§ **Prompt**:
Return only the number of lines that hold "Arsenic".

§ **Extracted material**:
— start —

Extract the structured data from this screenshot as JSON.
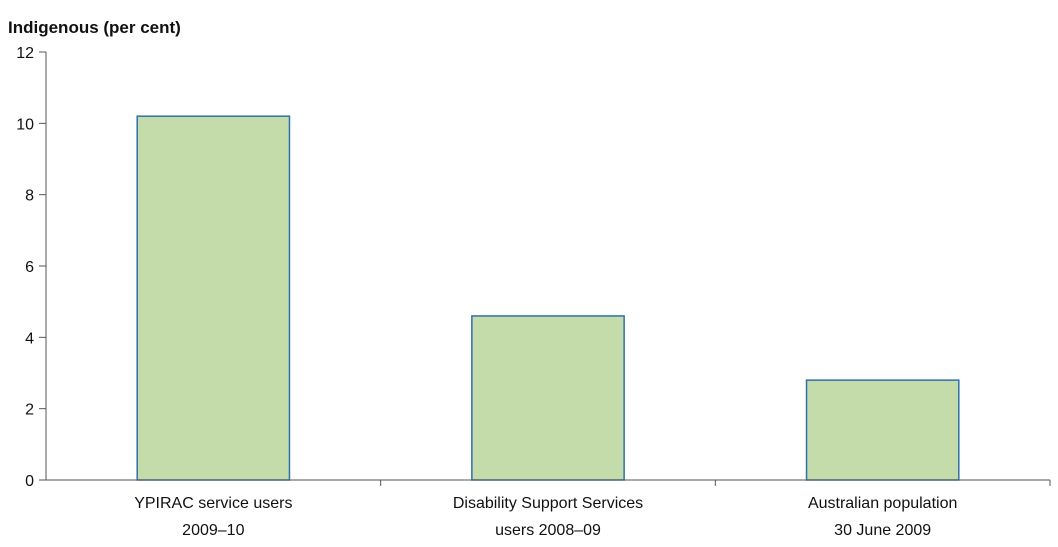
{
  "chart_data": {
    "type": "bar",
    "title": "",
    "ylabel": "Indigenous (per cent)",
    "xlabel": "",
    "ylim": [
      0,
      12
    ],
    "yticks": [
      0,
      2,
      4,
      6,
      8,
      10,
      12
    ],
    "categories": [
      [
        "YPIRAC service users",
        "2009–10"
      ],
      [
        "Disability Support Services",
        "users 2008–09"
      ],
      [
        "Australian population",
        "30 June 2009"
      ]
    ],
    "values": [
      10.2,
      4.6,
      2.8
    ],
    "grid": false,
    "colors": {
      "bar_fill": "#c4dcaa",
      "bar_stroke": "#2f6fad",
      "axis": "#555555"
    }
  }
}
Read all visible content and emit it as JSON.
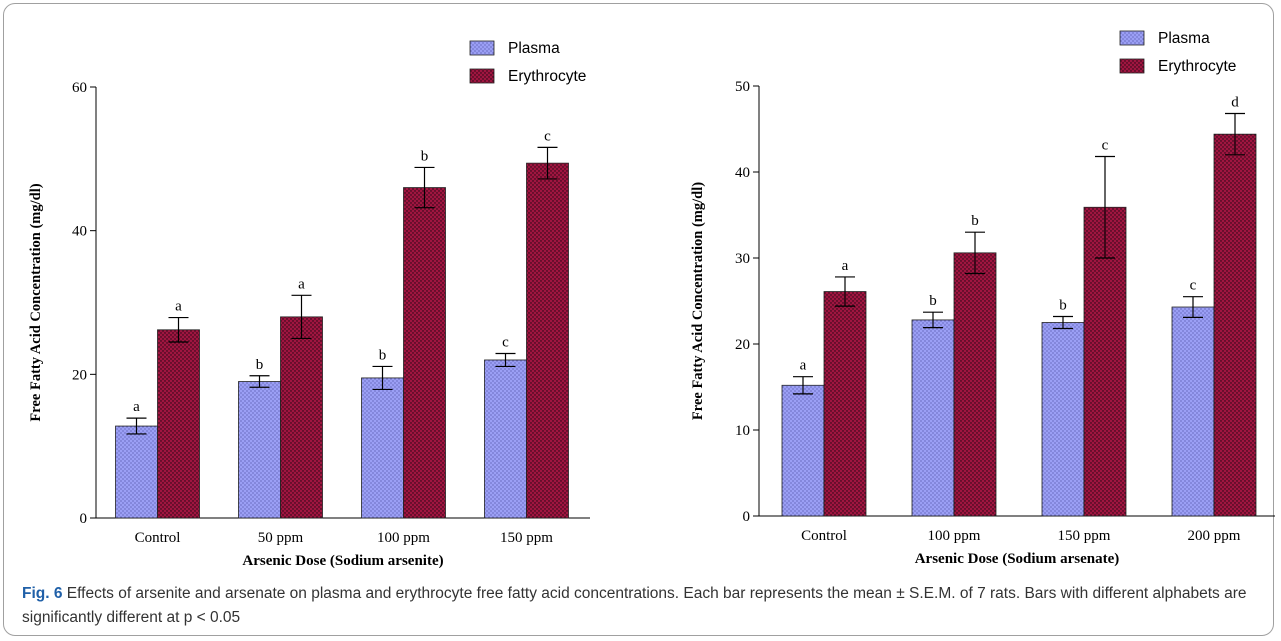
{
  "figure": {
    "caption_label": "Fig. 6",
    "caption_text": "Effects of arsenite and arsenate on plasma and erythrocyte free fatty acid concentrations. Each bar represents the mean ± S.E.M. of 7 rats. Bars with different alphabets are significantly different at p < 0.05"
  },
  "colors": {
    "plasma": "#9b9ff5",
    "erythrocyte": "#a01540"
  },
  "chart_data": [
    {
      "type": "bar",
      "xlabel": "Arsenic Dose (Sodium arsenite)",
      "ylabel": "Free Fatty Acid Concentration (mg/dl)",
      "ylim": [
        0,
        60
      ],
      "yticks": [
        0,
        20,
        40,
        60
      ],
      "categories": [
        "Control",
        "50 ppm",
        "100 ppm",
        "150 ppm"
      ],
      "legend_position": "top-right",
      "series": [
        {
          "name": "Plasma",
          "values": [
            12.8,
            19.0,
            19.5,
            22.0
          ],
          "errors": [
            1.1,
            0.8,
            1.6,
            0.9
          ],
          "letters": [
            "a",
            "b",
            "b",
            "c"
          ]
        },
        {
          "name": "Erythrocyte",
          "values": [
            26.2,
            28.0,
            46.0,
            49.4
          ],
          "errors": [
            1.7,
            3.0,
            2.8,
            2.2
          ],
          "letters": [
            "a",
            "a",
            "b",
            "c"
          ]
        }
      ]
    },
    {
      "type": "bar",
      "xlabel": "Arsenic Dose (Sodium arsenate)",
      "ylabel": "Free Fatty Acid Concentration (mg/dl)",
      "ylim": [
        0,
        50
      ],
      "yticks": [
        0,
        10,
        20,
        30,
        40,
        50
      ],
      "categories": [
        "Control",
        "100 ppm",
        "150 ppm",
        "200 ppm"
      ],
      "legend_position": "top-right",
      "series": [
        {
          "name": "Plasma",
          "values": [
            15.2,
            22.8,
            22.5,
            24.3
          ],
          "errors": [
            1.0,
            0.9,
            0.7,
            1.2
          ],
          "letters": [
            "a",
            "b",
            "b",
            "c"
          ]
        },
        {
          "name": "Erythrocyte",
          "values": [
            26.1,
            30.6,
            35.9,
            44.4
          ],
          "errors": [
            1.7,
            2.4,
            5.9,
            2.4
          ],
          "letters": [
            "a",
            "b",
            "c",
            "d"
          ]
        }
      ]
    }
  ]
}
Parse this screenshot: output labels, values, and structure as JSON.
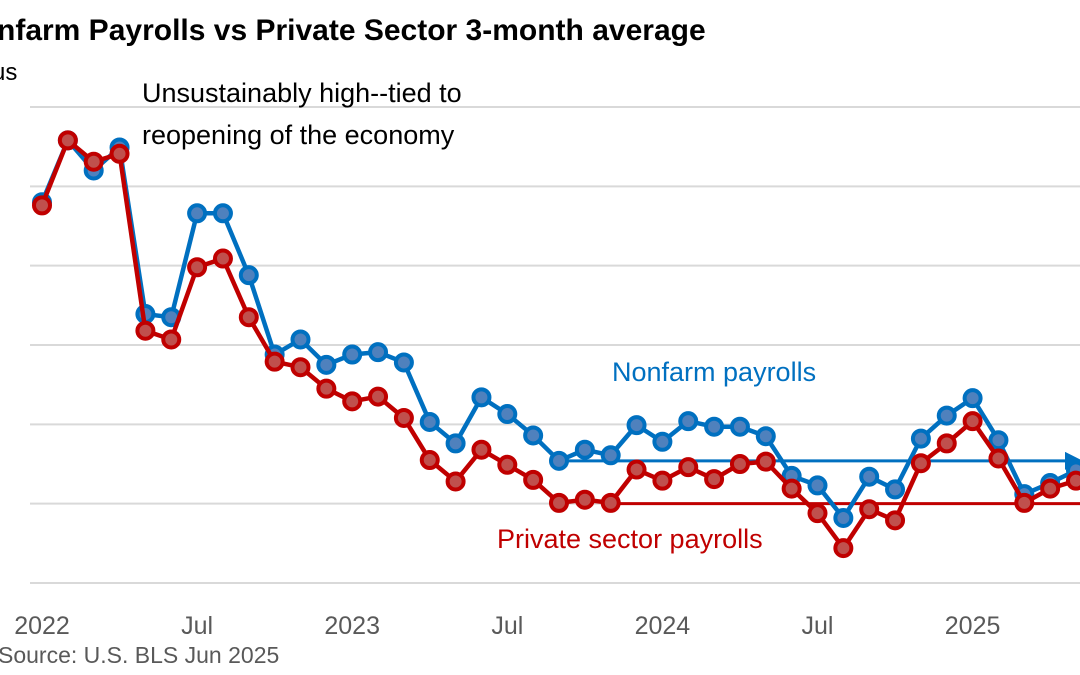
{
  "chart_data": {
    "type": "line",
    "title": "nfarm Payrolls vs Private Sector 3-month  average",
    "ylabel": "us",
    "source": "Source: U.S. BLS Jun 2025",
    "ylim": [
      0,
      600
    ],
    "grid": true,
    "x_ticks": [
      {
        "index": 0,
        "label": "2022"
      },
      {
        "index": 6,
        "label": "Jul"
      },
      {
        "index": 12,
        "label": "2023"
      },
      {
        "index": 18,
        "label": "Jul"
      },
      {
        "index": 24,
        "label": "2024"
      },
      {
        "index": 30,
        "label": "Jul"
      },
      {
        "index": 36,
        "label": "2025"
      }
    ],
    "x": [
      "2022-01",
      "2022-02",
      "2022-03",
      "2022-04",
      "2022-05",
      "2022-06",
      "2022-07",
      "2022-08",
      "2022-09",
      "2022-10",
      "2022-11",
      "2022-12",
      "2023-01",
      "2023-02",
      "2023-03",
      "2023-04",
      "2023-05",
      "2023-06",
      "2023-07",
      "2023-08",
      "2023-09",
      "2023-10",
      "2023-11",
      "2023-12",
      "2024-01",
      "2024-02",
      "2024-03",
      "2024-04",
      "2024-05",
      "2024-06",
      "2024-07",
      "2024-08",
      "2024-09",
      "2024-10",
      "2024-11",
      "2024-12",
      "2025-01",
      "2025-02",
      "2025-03",
      "2025-04",
      "2025-05"
    ],
    "series": [
      {
        "name": "Nonfarm payrolls",
        "color": "#0070c0",
        "fill": "#4f81bd",
        "values": [
          480,
          558,
          520,
          549,
          339,
          335,
          466,
          466,
          388,
          288,
          307,
          275,
          288,
          291,
          278,
          203,
          176,
          234,
          213,
          186,
          154,
          168,
          161,
          199,
          178,
          204,
          197,
          197,
          185,
          135,
          123,
          82,
          134,
          118,
          182,
          211,
          233,
          180,
          112,
          126,
          142
        ]
      },
      {
        "name": "Private sector payrolls",
        "color": "#c00000",
        "fill": "#c0504d",
        "values": [
          476,
          558,
          531,
          541,
          318,
          307,
          398,
          409,
          335,
          279,
          272,
          245,
          229,
          235,
          208,
          155,
          128,
          168,
          149,
          130,
          101,
          105,
          101,
          143,
          129,
          146,
          131,
          150,
          153,
          119,
          88,
          44,
          93,
          79,
          151,
          176,
          204,
          157,
          101,
          119,
          129
        ]
      }
    ],
    "reference_lines": [
      {
        "series": "Nonfarm payrolls",
        "value": 154,
        "from": "2023-09",
        "arrow": true,
        "color": "#0070c0"
      },
      {
        "series": "Private sector payrolls",
        "value": 100,
        "from": "2023-11",
        "arrow": false,
        "color": "#c00000"
      }
    ],
    "annotations": {
      "reopening_line1": "Unsustainably high--tied to",
      "reopening_line2": "reopening of the economy",
      "nonfarm_label": "Nonfarm payrolls",
      "private_label": "Private sector payrolls"
    }
  }
}
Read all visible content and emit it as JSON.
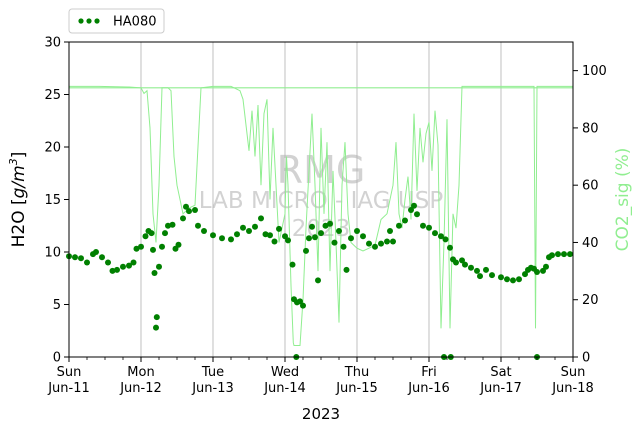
{
  "chart_data": {
    "type": "line",
    "xlabel": "2023",
    "ylabel_left": "H2O [g/m3]",
    "ylabel_right": "CO2_sig (%)",
    "ylim_left": [
      0,
      30
    ],
    "ylim_right": [
      0,
      110
    ],
    "yticks_left": [
      0,
      5,
      10,
      15,
      20,
      25,
      30
    ],
    "yticks_right": [
      0,
      20,
      40,
      60,
      80,
      100
    ],
    "xlim": [
      "2023-06-11",
      "2023-06-18"
    ],
    "xticks": [
      {
        "date": "2023-06-11",
        "day": "Sun",
        "date_label": "Jun-11"
      },
      {
        "date": "2023-06-12",
        "day": "Mon",
        "date_label": "Jun-12"
      },
      {
        "date": "2023-06-13",
        "day": "Tue",
        "date_label": "Jun-13"
      },
      {
        "date": "2023-06-14",
        "day": "Wed",
        "date_label": "Jun-14"
      },
      {
        "date": "2023-06-15",
        "day": "Thu",
        "date_label": "Jun-15"
      },
      {
        "date": "2023-06-16",
        "day": "Fri",
        "date_label": "Jun-16"
      },
      {
        "date": "2023-06-17",
        "day": "Sat",
        "date_label": "Jun-17"
      },
      {
        "date": "2023-06-18",
        "day": "Sun",
        "date_label": "Jun-18"
      }
    ],
    "grid": "vertical",
    "legend_placement": "above-left",
    "watermark": [
      "RMG",
      "LAB MICRO - IAG USP",
      "2023"
    ],
    "reference_line_right": 94,
    "series": [
      {
        "name": "HA080",
        "axis": "left",
        "style": "points",
        "color": "#008000",
        "points": [
          [
            "2023-06-11T00:00",
            9.6
          ],
          [
            "2023-06-11T02:00",
            9.5
          ],
          [
            "2023-06-11T04:00",
            9.4
          ],
          [
            "2023-06-11T06:00",
            9.0
          ],
          [
            "2023-06-11T08:00",
            9.8
          ],
          [
            "2023-06-11T09:00",
            10.0
          ],
          [
            "2023-06-11T11:00",
            9.5
          ],
          [
            "2023-06-11T13:00",
            9.0
          ],
          [
            "2023-06-11T14:30",
            8.2
          ],
          [
            "2023-06-11T16:00",
            8.3
          ],
          [
            "2023-06-11T18:00",
            8.6
          ],
          [
            "2023-06-11T20:00",
            8.7
          ],
          [
            "2023-06-11T21:30",
            9.0
          ],
          [
            "2023-06-11T22:30",
            10.3
          ],
          [
            "2023-06-12T00:00",
            10.5
          ],
          [
            "2023-06-12T01:30",
            11.5
          ],
          [
            "2023-06-12T02:30",
            12.0
          ],
          [
            "2023-06-12T03:30",
            11.8
          ],
          [
            "2023-06-12T04:00",
            10.2
          ],
          [
            "2023-06-12T04:30",
            8.0
          ],
          [
            "2023-06-12T05:00",
            2.8
          ],
          [
            "2023-06-12T05:15",
            3.8
          ],
          [
            "2023-06-12T06:00",
            8.6
          ],
          [
            "2023-06-12T07:00",
            10.5
          ],
          [
            "2023-06-12T08:00",
            11.8
          ],
          [
            "2023-06-12T09:00",
            12.5
          ],
          [
            "2023-06-12T10:30",
            12.6
          ],
          [
            "2023-06-12T11:30",
            10.3
          ],
          [
            "2023-06-12T12:30",
            10.7
          ],
          [
            "2023-06-12T14:00",
            13.2
          ],
          [
            "2023-06-12T15:00",
            14.3
          ],
          [
            "2023-06-12T16:00",
            13.9
          ],
          [
            "2023-06-12T18:00",
            14.0
          ],
          [
            "2023-06-12T19:00",
            12.5
          ],
          [
            "2023-06-12T21:00",
            12.0
          ],
          [
            "2023-06-13T00:00",
            11.6
          ],
          [
            "2023-06-13T03:00",
            11.3
          ],
          [
            "2023-06-13T06:00",
            11.2
          ],
          [
            "2023-06-13T08:00",
            11.7
          ],
          [
            "2023-06-13T10:00",
            12.3
          ],
          [
            "2023-06-13T12:00",
            12.0
          ],
          [
            "2023-06-13T14:00",
            12.4
          ],
          [
            "2023-06-13T16:00",
            13.2
          ],
          [
            "2023-06-13T17:30",
            11.7
          ],
          [
            "2023-06-13T19:00",
            11.6
          ],
          [
            "2023-06-13T20:30",
            11.0
          ],
          [
            "2023-06-13T22:00",
            12.2
          ],
          [
            "2023-06-14T00:00",
            11.5
          ],
          [
            "2023-06-14T01:00",
            11.1
          ],
          [
            "2023-06-14T02:30",
            8.8
          ],
          [
            "2023-06-14T03:00",
            5.5
          ],
          [
            "2023-06-14T04:00",
            5.2
          ],
          [
            "2023-06-14T05:00",
            5.3
          ],
          [
            "2023-06-14T06:00",
            4.9
          ],
          [
            "2023-06-14T07:00",
            10.1
          ],
          [
            "2023-06-14T08:00",
            11.3
          ],
          [
            "2023-06-14T09:00",
            12.4
          ],
          [
            "2023-06-14T10:00",
            11.4
          ],
          [
            "2023-06-14T11:00",
            7.3
          ],
          [
            "2023-06-14T12:00",
            11.8
          ],
          [
            "2023-06-14T13:30",
            12.5
          ],
          [
            "2023-06-14T15:00",
            12.7
          ],
          [
            "2023-06-14T16:30",
            10.9
          ],
          [
            "2023-06-14T18:00",
            12.0
          ],
          [
            "2023-06-14T19:30",
            10.5
          ],
          [
            "2023-06-14T20:30",
            8.3
          ],
          [
            "2023-06-14T22:00",
            11.3
          ],
          [
            "2023-06-15T00:00",
            12.0
          ],
          [
            "2023-06-15T02:00",
            11.5
          ],
          [
            "2023-06-15T04:00",
            10.8
          ],
          [
            "2023-06-15T06:00",
            10.5
          ],
          [
            "2023-06-15T08:00",
            10.8
          ],
          [
            "2023-06-15T10:00",
            11.0
          ],
          [
            "2023-06-15T11:00",
            12.0
          ],
          [
            "2023-06-15T12:00",
            11.0
          ],
          [
            "2023-06-15T14:00",
            12.5
          ],
          [
            "2023-06-15T16:00",
            13.0
          ],
          [
            "2023-06-15T18:00",
            14.0
          ],
          [
            "2023-06-15T19:00",
            14.4
          ],
          [
            "2023-06-15T20:00",
            13.6
          ],
          [
            "2023-06-15T22:00",
            12.5
          ],
          [
            "2023-06-16T00:00",
            12.3
          ],
          [
            "2023-06-16T02:00",
            11.8
          ],
          [
            "2023-06-16T04:00",
            11.5
          ],
          [
            "2023-06-16T05:30",
            11.2
          ],
          [
            "2023-06-16T07:00",
            10.4
          ],
          [
            "2023-06-16T08:00",
            9.3
          ],
          [
            "2023-06-16T09:00",
            9.0
          ],
          [
            "2023-06-16T11:00",
            9.2
          ],
          [
            "2023-06-16T12:00",
            8.8
          ],
          [
            "2023-06-16T14:00",
            8.5
          ],
          [
            "2023-06-16T16:00",
            8.2
          ],
          [
            "2023-06-16T17:00",
            7.7
          ],
          [
            "2023-06-16T19:00",
            8.3
          ],
          [
            "2023-06-16T21:00",
            7.8
          ],
          [
            "2023-06-17T00:00",
            7.6
          ],
          [
            "2023-06-17T02:00",
            7.4
          ],
          [
            "2023-06-17T04:00",
            7.3
          ],
          [
            "2023-06-17T06:00",
            7.4
          ],
          [
            "2023-06-17T08:00",
            7.9
          ],
          [
            "2023-06-17T09:00",
            8.3
          ],
          [
            "2023-06-17T10:00",
            8.5
          ],
          [
            "2023-06-17T11:00",
            8.4
          ],
          [
            "2023-06-17T12:00",
            8.1
          ],
          [
            "2023-06-17T14:00",
            8.2
          ],
          [
            "2023-06-17T15:00",
            8.6
          ],
          [
            "2023-06-17T16:00",
            9.5
          ],
          [
            "2023-06-17T17:00",
            9.7
          ],
          [
            "2023-06-17T19:00",
            9.8
          ],
          [
            "2023-06-17T21:00",
            9.8
          ],
          [
            "2023-06-17T23:00",
            9.8
          ],
          [
            "2023-06-14T03:45",
            0.0
          ],
          [
            "2023-06-16T05:00",
            0.0
          ],
          [
            "2023-06-16T07:15",
            0.0
          ],
          [
            "2023-06-17T12:00",
            0.0
          ]
        ]
      },
      {
        "axis": "right",
        "style": "line",
        "color": "#90ee90",
        "points": [
          [
            "2023-06-11T00:00",
            94.5
          ],
          [
            "2023-06-11T10:00",
            94.5
          ],
          [
            "2023-06-11T20:00",
            94.3
          ],
          [
            "2023-06-12T00:00",
            94.0
          ],
          [
            "2023-06-12T01:00",
            92.0
          ],
          [
            "2023-06-12T02:00",
            93.0
          ],
          [
            "2023-06-12T03:00",
            80.0
          ],
          [
            "2023-06-12T04:00",
            50.0
          ],
          [
            "2023-06-12T05:00",
            40.0
          ],
          [
            "2023-06-12T06:00",
            60.0
          ],
          [
            "2023-06-12T07:00",
            94.0
          ],
          [
            "2023-06-12T08:00",
            94.0
          ],
          [
            "2023-06-12T09:00",
            94.0
          ],
          [
            "2023-06-12T10:00",
            93.0
          ],
          [
            "2023-06-12T11:00",
            70.0
          ],
          [
            "2023-06-12T12:00",
            60.0
          ],
          [
            "2023-06-12T14:00",
            50.0
          ],
          [
            "2023-06-12T16:00",
            52.0
          ],
          [
            "2023-06-12T18:00",
            53.0
          ],
          [
            "2023-06-12T20:00",
            94.0
          ],
          [
            "2023-06-13T00:00",
            94.5
          ],
          [
            "2023-06-13T06:00",
            94.5
          ],
          [
            "2023-06-13T09:00",
            93.0
          ],
          [
            "2023-06-13T10:00",
            90.0
          ],
          [
            "2023-06-13T12:00",
            72.0
          ],
          [
            "2023-06-13T13:00",
            86.0
          ],
          [
            "2023-06-13T14:00",
            70.0
          ],
          [
            "2023-06-13T15:00",
            88.0
          ],
          [
            "2023-06-13T16:00",
            60.0
          ],
          [
            "2023-06-13T17:00",
            85.0
          ],
          [
            "2023-06-13T18:00",
            90.0
          ],
          [
            "2023-06-13T19:00",
            55.0
          ],
          [
            "2023-06-13T20:00",
            80.0
          ],
          [
            "2023-06-13T21:00",
            60.0
          ],
          [
            "2023-06-13T22:00",
            40.0
          ],
          [
            "2023-06-14T00:00",
            50.0
          ],
          [
            "2023-06-14T00:30",
            70.0
          ],
          [
            "2023-06-14T01:00",
            60.0
          ],
          [
            "2023-06-14T02:00",
            25.0
          ],
          [
            "2023-06-14T02:45",
            5.0
          ],
          [
            "2023-06-14T03:00",
            4.0
          ],
          [
            "2023-06-14T05:00",
            4.0
          ],
          [
            "2023-06-14T06:00",
            20.0
          ],
          [
            "2023-06-14T07:00",
            45.0
          ],
          [
            "2023-06-14T08:00",
            65.0
          ],
          [
            "2023-06-14T09:00",
            85.0
          ],
          [
            "2023-06-14T10:00",
            60.0
          ],
          [
            "2023-06-14T11:00",
            30.0
          ],
          [
            "2023-06-14T12:00",
            80.0
          ],
          [
            "2023-06-14T13:00",
            50.0
          ],
          [
            "2023-06-14T14:00",
            75.0
          ],
          [
            "2023-06-14T15:00",
            30.0
          ],
          [
            "2023-06-14T16:00",
            65.0
          ],
          [
            "2023-06-14T17:00",
            40.0
          ],
          [
            "2023-06-14T18:00",
            12.0
          ],
          [
            "2023-06-14T19:00",
            60.0
          ],
          [
            "2023-06-14T20:00",
            75.0
          ],
          [
            "2023-06-14T21:00",
            50.0
          ],
          [
            "2023-06-14T22:00",
            40.0
          ],
          [
            "2023-06-15T00:00",
            38.0
          ],
          [
            "2023-06-15T02:00",
            37.0
          ],
          [
            "2023-06-15T04:00",
            38.0
          ],
          [
            "2023-06-15T06:00",
            39.0
          ],
          [
            "2023-06-15T08:00",
            48.0
          ],
          [
            "2023-06-15T10:00",
            50.0
          ],
          [
            "2023-06-15T12:00",
            60.0
          ],
          [
            "2023-06-15T13:00",
            75.0
          ],
          [
            "2023-06-15T14:00",
            50.0
          ],
          [
            "2023-06-15T15:00",
            45.0
          ],
          [
            "2023-06-15T16:00",
            55.0
          ],
          [
            "2023-06-15T17:00",
            63.0
          ],
          [
            "2023-06-15T18:00",
            48.0
          ],
          [
            "2023-06-15T19:00",
            85.0
          ],
          [
            "2023-06-15T20:00",
            58.0
          ],
          [
            "2023-06-15T21:00",
            80.0
          ],
          [
            "2023-06-15T22:00",
            68.0
          ],
          [
            "2023-06-15T23:00",
            78.0
          ],
          [
            "2023-06-16T00:00",
            82.0
          ],
          [
            "2023-06-16T01:00",
            65.0
          ],
          [
            "2023-06-16T02:00",
            86.0
          ],
          [
            "2023-06-16T03:00",
            74.0
          ],
          [
            "2023-06-16T04:00",
            10.0
          ],
          [
            "2023-06-16T05:00",
            40.0
          ],
          [
            "2023-06-16T06:00",
            83.0
          ],
          [
            "2023-06-16T07:00",
            10.0
          ],
          [
            "2023-06-16T08:00",
            50.0
          ],
          [
            "2023-06-16T09:00",
            45.0
          ],
          [
            "2023-06-16T10:00",
            60.0
          ],
          [
            "2023-06-16T11:00",
            94.5
          ],
          [
            "2023-06-16T16:00",
            94.5
          ],
          [
            "2023-06-17T00:00",
            94.5
          ],
          [
            "2023-06-17T11:00",
            94.5
          ],
          [
            "2023-06-17T11:30",
            10.0
          ],
          [
            "2023-06-17T12:00",
            94.5
          ],
          [
            "2023-06-17T18:00",
            94.5
          ],
          [
            "2023-06-18T00:00",
            94.5
          ]
        ]
      }
    ]
  }
}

— end —

§ **Result of this task**:
2